— DIRECTIVE —
Retype all of the data exactly as given.

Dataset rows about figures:
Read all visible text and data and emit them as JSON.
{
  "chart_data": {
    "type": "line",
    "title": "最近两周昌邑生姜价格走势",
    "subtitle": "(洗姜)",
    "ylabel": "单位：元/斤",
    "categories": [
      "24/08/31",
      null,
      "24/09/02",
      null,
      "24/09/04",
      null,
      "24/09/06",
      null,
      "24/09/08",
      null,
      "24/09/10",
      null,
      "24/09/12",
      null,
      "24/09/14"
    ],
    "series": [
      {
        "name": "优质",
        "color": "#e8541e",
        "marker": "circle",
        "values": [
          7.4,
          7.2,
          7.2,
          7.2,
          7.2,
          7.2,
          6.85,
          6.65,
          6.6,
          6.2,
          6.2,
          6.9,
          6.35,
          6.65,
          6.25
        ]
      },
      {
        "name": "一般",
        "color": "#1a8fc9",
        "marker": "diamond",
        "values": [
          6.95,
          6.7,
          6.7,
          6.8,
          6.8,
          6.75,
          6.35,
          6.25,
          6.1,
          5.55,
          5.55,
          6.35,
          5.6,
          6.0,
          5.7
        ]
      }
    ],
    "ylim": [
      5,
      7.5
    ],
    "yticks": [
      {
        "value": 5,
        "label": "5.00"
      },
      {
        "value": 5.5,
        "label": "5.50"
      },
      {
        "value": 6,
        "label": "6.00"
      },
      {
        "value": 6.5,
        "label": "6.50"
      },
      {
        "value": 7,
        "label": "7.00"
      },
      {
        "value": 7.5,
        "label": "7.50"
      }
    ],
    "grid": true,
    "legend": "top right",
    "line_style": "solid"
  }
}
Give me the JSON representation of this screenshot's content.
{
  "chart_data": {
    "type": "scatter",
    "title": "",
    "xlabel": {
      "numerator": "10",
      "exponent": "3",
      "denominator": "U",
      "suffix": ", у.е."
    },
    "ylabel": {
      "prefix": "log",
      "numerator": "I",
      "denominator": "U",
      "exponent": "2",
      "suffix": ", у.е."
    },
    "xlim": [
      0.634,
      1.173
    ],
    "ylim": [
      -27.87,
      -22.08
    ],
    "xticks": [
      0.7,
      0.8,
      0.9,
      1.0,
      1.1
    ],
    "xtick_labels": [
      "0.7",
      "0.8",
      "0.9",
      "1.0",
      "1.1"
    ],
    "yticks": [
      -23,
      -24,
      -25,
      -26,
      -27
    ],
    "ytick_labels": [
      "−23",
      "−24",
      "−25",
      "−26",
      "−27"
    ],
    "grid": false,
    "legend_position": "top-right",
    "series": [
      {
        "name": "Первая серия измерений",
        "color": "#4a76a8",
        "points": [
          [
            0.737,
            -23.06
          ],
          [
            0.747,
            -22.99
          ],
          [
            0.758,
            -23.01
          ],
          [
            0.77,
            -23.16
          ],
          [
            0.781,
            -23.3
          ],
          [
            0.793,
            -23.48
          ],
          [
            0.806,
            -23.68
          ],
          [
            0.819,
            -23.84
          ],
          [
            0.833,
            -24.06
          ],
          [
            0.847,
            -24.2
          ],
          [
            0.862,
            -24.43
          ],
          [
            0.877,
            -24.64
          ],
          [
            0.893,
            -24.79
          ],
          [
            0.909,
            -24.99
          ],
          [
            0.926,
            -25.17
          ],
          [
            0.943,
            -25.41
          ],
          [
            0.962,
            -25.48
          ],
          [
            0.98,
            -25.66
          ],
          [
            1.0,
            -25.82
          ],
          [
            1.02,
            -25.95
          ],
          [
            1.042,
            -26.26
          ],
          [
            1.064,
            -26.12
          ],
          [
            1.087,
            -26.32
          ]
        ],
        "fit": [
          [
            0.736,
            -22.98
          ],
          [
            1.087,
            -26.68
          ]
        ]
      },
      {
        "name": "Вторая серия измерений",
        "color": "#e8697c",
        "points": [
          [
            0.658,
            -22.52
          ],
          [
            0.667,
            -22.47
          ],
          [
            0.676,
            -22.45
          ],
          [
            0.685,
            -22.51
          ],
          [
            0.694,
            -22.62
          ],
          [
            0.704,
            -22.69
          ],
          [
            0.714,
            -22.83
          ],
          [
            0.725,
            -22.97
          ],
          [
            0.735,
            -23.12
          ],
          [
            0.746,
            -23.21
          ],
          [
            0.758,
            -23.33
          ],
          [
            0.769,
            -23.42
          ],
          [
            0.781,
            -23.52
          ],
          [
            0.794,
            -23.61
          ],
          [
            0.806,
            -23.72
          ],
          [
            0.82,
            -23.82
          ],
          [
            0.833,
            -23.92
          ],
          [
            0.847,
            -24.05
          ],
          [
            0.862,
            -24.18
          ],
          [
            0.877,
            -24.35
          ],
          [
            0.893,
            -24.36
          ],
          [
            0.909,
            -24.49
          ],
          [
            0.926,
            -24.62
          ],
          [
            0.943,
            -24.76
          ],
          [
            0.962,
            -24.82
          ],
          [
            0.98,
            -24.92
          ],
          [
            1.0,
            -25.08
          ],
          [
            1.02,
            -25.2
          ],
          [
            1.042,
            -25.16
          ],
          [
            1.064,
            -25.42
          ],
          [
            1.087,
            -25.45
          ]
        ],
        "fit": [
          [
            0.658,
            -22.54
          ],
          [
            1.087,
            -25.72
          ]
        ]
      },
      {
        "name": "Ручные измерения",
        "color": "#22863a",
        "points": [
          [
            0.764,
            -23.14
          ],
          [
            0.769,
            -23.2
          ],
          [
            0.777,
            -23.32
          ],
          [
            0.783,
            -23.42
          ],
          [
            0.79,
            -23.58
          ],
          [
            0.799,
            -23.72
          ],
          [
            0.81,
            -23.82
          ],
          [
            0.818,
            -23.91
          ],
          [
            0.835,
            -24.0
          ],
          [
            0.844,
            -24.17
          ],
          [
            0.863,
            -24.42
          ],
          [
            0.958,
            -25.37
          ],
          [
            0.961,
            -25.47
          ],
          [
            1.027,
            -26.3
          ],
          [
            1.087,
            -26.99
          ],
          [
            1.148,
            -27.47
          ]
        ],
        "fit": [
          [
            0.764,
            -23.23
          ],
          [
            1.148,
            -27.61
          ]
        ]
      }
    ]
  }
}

— FULL SOLUTION —
Read all visible text and data and emit them as JSON.
{
  "chart_data": {
    "type": "line",
    "title": "最近两周昌邑生姜价格走势",
    "subtitle": "(洗姜)",
    "ylabel": "单位：元/斤",
    "categories": [
      "24/08/31",
      null,
      "24/09/02",
      null,
      "24/09/04",
      null,
      "24/09/06",
      null,
      "24/09/08",
      null,
      "24/09/10",
      null,
      "24/09/12",
      null,
      "24/09/14"
    ],
    "series": [
      {
        "name": "优质",
        "color": "#e8541e",
        "marker": "circle",
        "values": [
          7.4,
          7.2,
          7.2,
          7.2,
          7.2,
          7.2,
          6.85,
          6.65,
          6.6,
          6.2,
          6.2,
          6.9,
          6.35,
          6.65,
          6.25
        ]
      },
      {
        "name": "一般",
        "color": "#1a8fc9",
        "marker": "diamond",
        "values": [
          6.95,
          6.7,
          6.7,
          6.8,
          6.8,
          6.75,
          6.35,
          6.25,
          6.1,
          5.55,
          5.55,
          6.35,
          5.6,
          6.0,
          5.7
        ]
      }
    ],
    "ylim": [
      5,
      7.5
    ],
    "yticks": [
      {
        "value": 5,
        "label": "5.00"
      },
      {
        "value": 5.5,
        "label": "5.50"
      },
      {
        "value": 6,
        "label": "6.00"
      },
      {
        "value": 6.5,
        "label": "6.50"
      },
      {
        "value": 7,
        "label": "7.00"
      },
      {
        "value": 7.5,
        "label": "7.50"
      }
    ],
    "grid": true,
    "legend": "top right",
    "line_style": "solid"
  }
}
Give me the JSON representation of this screenshot's content.
{
  "chart_data": {
    "type": "scatter",
    "title": "",
    "xlabel": {
      "numerator": "10",
      "exponent": "3",
      "denominator": "U",
      "suffix": ", у.е."
    },
    "ylabel": {
      "prefix": "log",
      "numerator": "I",
      "denominator": "U",
      "exponent": "2",
      "suffix": ", у.е."
    },
    "xlim": [
      0.634,
      1.173
    ],
    "ylim": [
      -27.87,
      -22.08
    ],
    "xticks": [
      0.7,
      0.8,
      0.9,
      1.0,
      1.1
    ],
    "xtick_labels": [
      "0.7",
      "0.8",
      "0.9",
      "1.0",
      "1.1"
    ],
    "yticks": [
      -23,
      -24,
      -25,
      -26,
      -27
    ],
    "ytick_labels": [
      "−23",
      "−24",
      "−25",
      "−26",
      "−27"
    ],
    "grid": false,
    "legend_position": "top-right",
    "series": [
      {
        "name": "Первая серия измерений",
        "color": "#4a76a8",
        "points": [
          [
            0.737,
            -23.06
          ],
          [
            0.747,
            -22.99
          ],
          [
            0.758,
            -23.01
          ],
          [
            0.77,
            -23.16
          ],
          [
            0.781,
            -23.3
          ],
          [
            0.793,
            -23.48
          ],
          [
            0.806,
            -23.68
          ],
          [
            0.819,
            -23.84
          ],
          [
            0.833,
            -24.06
          ],
          [
            0.847,
            -24.2
          ],
          [
            0.862,
            -24.43
          ],
          [
            0.877,
            -24.64
          ],
          [
            0.893,
            -24.79
          ],
          [
            0.909,
            -24.99
          ],
          [
            0.926,
            -25.17
          ],
          [
            0.943,
            -25.41
          ],
          [
            0.962,
            -25.48
          ],
          [
            0.98,
            -25.66
          ],
          [
            1.0,
            -25.82
          ],
          [
            1.02,
            -25.95
          ],
          [
            1.042,
            -26.26
          ],
          [
            1.064,
            -26.12
          ],
          [
            1.087,
            -26.32
          ]
        ],
        "fit": [
          [
            0.736,
            -22.98
          ],
          [
            1.087,
            -26.68
          ]
        ]
      },
      {
        "name": "Вторая серия измерений",
        "color": "#e8697c",
        "points": [
          [
            0.658,
            -22.52
          ],
          [
            0.667,
            -22.47
          ],
          [
            0.676,
            -22.45
          ],
          [
            0.685,
            -22.51
          ],
          [
            0.694,
            -22.62
          ],
          [
            0.704,
            -22.69
          ],
          [
            0.714,
            -22.83
          ],
          [
            0.725,
            -22.97
          ],
          [
            0.735,
            -23.12
          ],
          [
            0.746,
            -23.21
          ],
          [
            0.758,
            -23.33
          ],
          [
            0.769,
            -23.42
          ],
          [
            0.781,
            -23.52
          ],
          [
            0.794,
            -23.61
          ],
          [
            0.806,
            -23.72
          ],
          [
            0.82,
            -23.82
          ],
          [
            0.833,
            -23.92
          ],
          [
            0.847,
            -24.05
          ],
          [
            0.862,
            -24.18
          ],
          [
            0.877,
            -24.35
          ],
          [
            0.893,
            -24.36
          ],
          [
            0.909,
            -24.49
          ],
          [
            0.926,
            -24.62
          ],
          [
            0.943,
            -24.76
          ],
          [
            0.962,
            -24.82
          ],
          [
            0.98,
            -24.92
          ],
          [
            1.0,
            -25.08
          ],
          [
            1.02,
            -25.2
          ],
          [
            1.042,
            -25.16
          ],
          [
            1.064,
            -25.42
          ],
          [
            1.087,
            -25.45
          ]
        ],
        "fit": [
          [
            0.658,
            -22.54
          ],
          [
            1.087,
            -25.72
          ]
        ]
      },
      {
        "name": "Ручные измерения",
        "color": "#22863a",
        "points": [
          [
            0.764,
            -23.14
          ],
          [
            0.769,
            -23.2
          ],
          [
            0.777,
            -23.32
          ],
          [
            0.783,
            -23.42
          ],
          [
            0.79,
            -23.58
          ],
          [
            0.799,
            -23.72
          ],
          [
            0.81,
            -23.82
          ],
          [
            0.818,
            -23.91
          ],
          [
            0.835,
            -24.0
          ],
          [
            0.844,
            -24.17
          ],
          [
            0.863,
            -24.42
          ],
          [
            0.958,
            -25.37
          ],
          [
            0.961,
            -25.47
          ],
          [
            1.027,
            -26.3
          ],
          [
            1.087,
            -26.99
          ],
          [
            1.148,
            -27.47
          ]
        ],
        "fit": [
          [
            0.764,
            -23.23
          ],
          [
            1.148,
            -27.61
          ]
        ]
      }
    ]
  }
}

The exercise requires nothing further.